Problem statement ▸
Without the pictures, repeat the listing character for character.

==== Data for the task ====

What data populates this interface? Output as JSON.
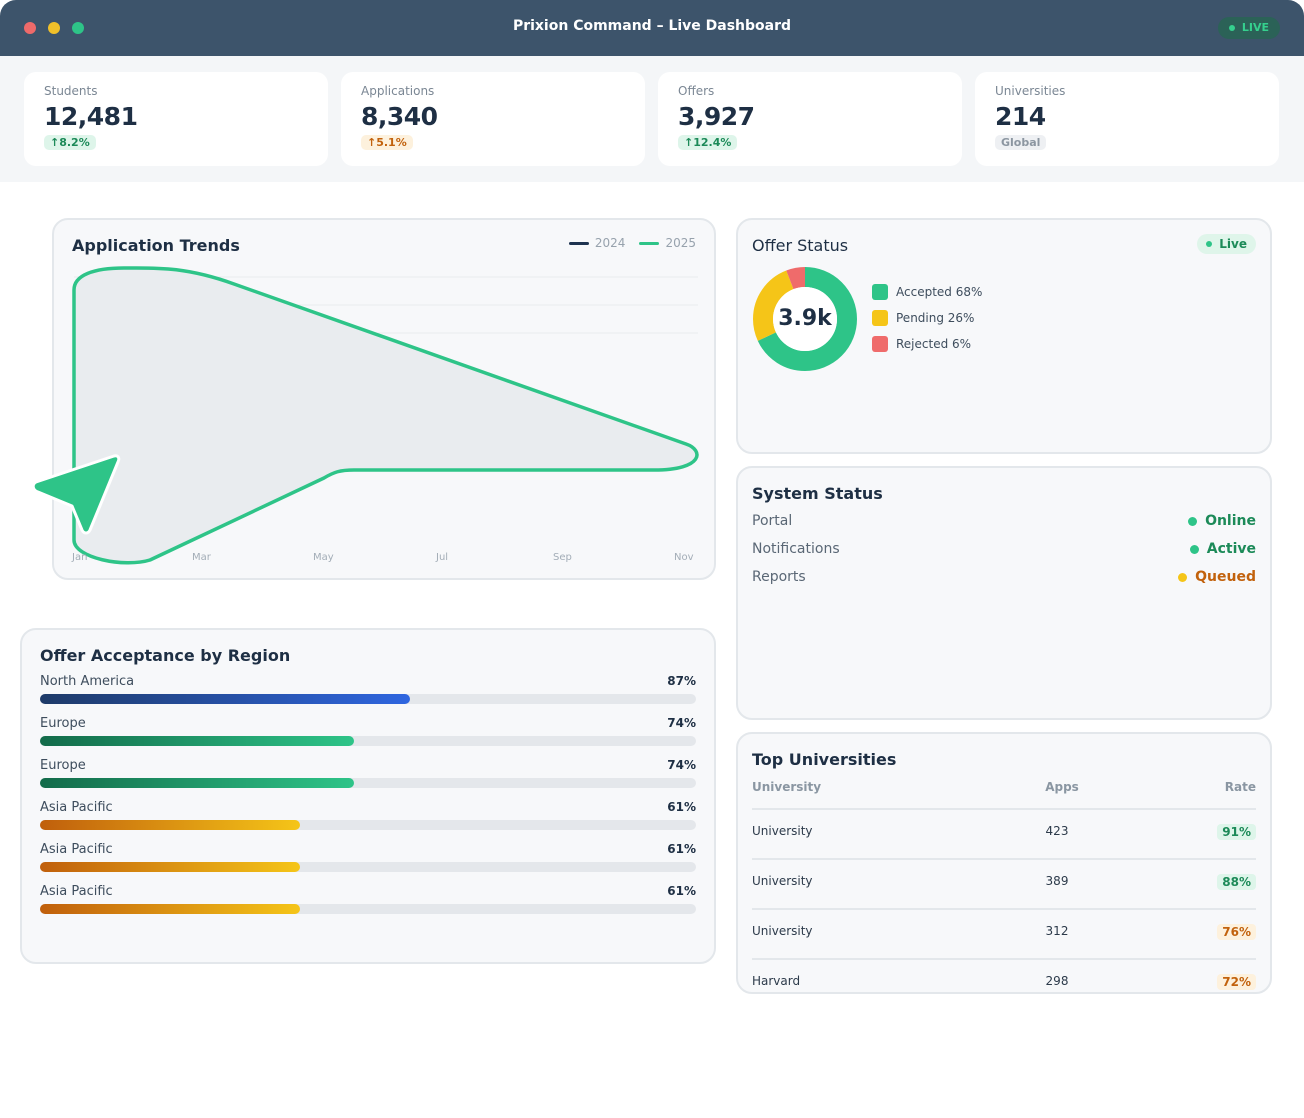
{
  "window": {
    "title": "Prixion Command – Live Dashboard",
    "live_label": "LIVE"
  },
  "stats": [
    {
      "label": "Students",
      "value": "12,481",
      "badge": "↑8.2%",
      "badge_tone": "green"
    },
    {
      "label": "Applications",
      "value": "8,340",
      "badge": "↑5.1%",
      "badge_tone": "orange"
    },
    {
      "label": "Offers",
      "value": "3,927",
      "badge": "↑12.4%",
      "badge_tone": "green"
    },
    {
      "label": "Universities",
      "value": "214",
      "badge": "Global",
      "badge_tone": "gray"
    }
  ],
  "trends": {
    "title": "Application Trends",
    "legend": [
      "2024",
      "2025"
    ],
    "x_labels": [
      "Jan",
      "Mar",
      "May",
      "Jul",
      "Sep",
      "Nov"
    ]
  },
  "offer_status": {
    "title": "Offer Status",
    "live_label": "Live",
    "center_value": "3.9k",
    "legend": [
      {
        "label": "Accepted 68%",
        "color": "#2ec488"
      },
      {
        "label": "Pending 26%",
        "color": "#f5c518"
      },
      {
        "label": "Rejected 6%",
        "color": "#ef6b6b"
      }
    ]
  },
  "system_status": {
    "title": "System Status",
    "rows": [
      {
        "name": "Portal",
        "state": "Online",
        "color": "#1c8a58",
        "dot": "#2ec488"
      },
      {
        "name": "Notifications",
        "state": "Active",
        "color": "#1c8a58",
        "dot": "#2ec488"
      },
      {
        "name": "Reports",
        "state": "Queued",
        "color": "#c2620d",
        "dot": "#f5c518"
      }
    ]
  },
  "regions": {
    "title": "Offer Acceptance by Region",
    "rows": [
      {
        "name": "North America",
        "pct": "87%",
        "fill": 0.564,
        "gradient": "linear-gradient(90deg,#1e3a68,#2f66e0)"
      },
      {
        "name": "Europe",
        "pct": "74%",
        "fill": 0.479,
        "gradient": "linear-gradient(90deg,#136b4a,#2ec488)"
      },
      {
        "name": "Europe",
        "pct": "74%",
        "fill": 0.479,
        "gradient": "linear-gradient(90deg,#136b4a,#2ec488)"
      },
      {
        "name": "Asia Pacific",
        "pct": "61%",
        "fill": 0.396,
        "gradient": "linear-gradient(90deg,#c05f0c,#f5c518)"
      },
      {
        "name": "Asia Pacific",
        "pct": "61%",
        "fill": 0.396,
        "gradient": "linear-gradient(90deg,#c05f0c,#f5c518)"
      },
      {
        "name": "Asia Pacific",
        "pct": "61%",
        "fill": 0.396,
        "gradient": "linear-gradient(90deg,#c05f0c,#f5c518)"
      }
    ]
  },
  "universities": {
    "title": "Top Universities",
    "headers": [
      "University",
      "Apps",
      "Rate"
    ],
    "rows": [
      {
        "name": "University",
        "apps": "423",
        "rate": "91%",
        "tone": "green"
      },
      {
        "name": "University",
        "apps": "389",
        "rate": "88%",
        "tone": "green"
      },
      {
        "name": "University",
        "apps": "312",
        "rate": "76%",
        "tone": "orange"
      },
      {
        "name": "Harvard",
        "apps": "298",
        "rate": "72%",
        "tone": "orange"
      }
    ]
  }
}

====

Written reply ▸
What data populates this interface? Output as JSON.
{
  "window": {
    "title": "Prixion Command – Live Dashboard",
    "live_label": "LIVE"
  },
  "stats": [
    {
      "label": "Students",
      "value": "12,481",
      "badge": "↑8.2%",
      "badge_tone": "green"
    },
    {
      "label": "Applications",
      "value": "8,340",
      "badge": "↑5.1%",
      "badge_tone": "orange"
    },
    {
      "label": "Offers",
      "value": "3,927",
      "badge": "↑12.4%",
      "badge_tone": "green"
    },
    {
      "label": "Universities",
      "value": "214",
      "badge": "Global",
      "badge_tone": "gray"
    }
  ],
  "trends": {
    "title": "Application Trends",
    "legend": [
      "2024",
      "2025"
    ],
    "x_labels": [
      "Jan",
      "Mar",
      "May",
      "Jul",
      "Sep",
      "Nov"
    ]
  },
  "offer_status": {
    "title": "Offer Status",
    "live_label": "Live",
    "center_value": "3.9k",
    "legend": [
      {
        "label": "Accepted 68%",
        "color": "#2ec488"
      },
      {
        "label": "Pending 26%",
        "color": "#f5c518"
      },
      {
        "label": "Rejected 6%",
        "color": "#ef6b6b"
      }
    ]
  },
  "system_status": {
    "title": "System Status",
    "rows": [
      {
        "name": "Portal",
        "state": "Online",
        "color": "#1c8a58",
        "dot": "#2ec488"
      },
      {
        "name": "Notifications",
        "state": "Active",
        "color": "#1c8a58",
        "dot": "#2ec488"
      },
      {
        "name": "Reports",
        "state": "Queued",
        "color": "#c2620d",
        "dot": "#f5c518"
      }
    ]
  },
  "regions": {
    "title": "Offer Acceptance by Region",
    "rows": [
      {
        "name": "North America",
        "pct": "87%",
        "fill": 0.564,
        "gradient": "linear-gradient(90deg,#1e3a68,#2f66e0)"
      },
      {
        "name": "Europe",
        "pct": "74%",
        "fill": 0.479,
        "gradient": "linear-gradient(90deg,#136b4a,#2ec488)"
      },
      {
        "name": "Europe",
        "pct": "74%",
        "fill": 0.479,
        "gradient": "linear-gradient(90deg,#136b4a,#2ec488)"
      },
      {
        "name": "Asia Pacific",
        "pct": "61%",
        "fill": 0.396,
        "gradient": "linear-gradient(90deg,#c05f0c,#f5c518)"
      },
      {
        "name": "Asia Pacific",
        "pct": "61%",
        "fill": 0.396,
        "gradient": "linear-gradient(90deg,#c05f0c,#f5c518)"
      },
      {
        "name": "Asia Pacific",
        "pct": "61%",
        "fill": 0.396,
        "gradient": "linear-gradient(90deg,#c05f0c,#f5c518)"
      }
    ]
  },
  "universities": {
    "title": "Top Universities",
    "headers": [
      "University",
      "Apps",
      "Rate"
    ],
    "rows": [
      {
        "name": "University",
        "apps": "423",
        "rate": "91%",
        "tone": "green"
      },
      {
        "name": "University",
        "apps": "389",
        "rate": "88%",
        "tone": "green"
      },
      {
        "name": "University",
        "apps": "312",
        "rate": "76%",
        "tone": "orange"
      },
      {
        "name": "Harvard",
        "apps": "298",
        "rate": "72%",
        "tone": "orange"
      }
    ]
  }
}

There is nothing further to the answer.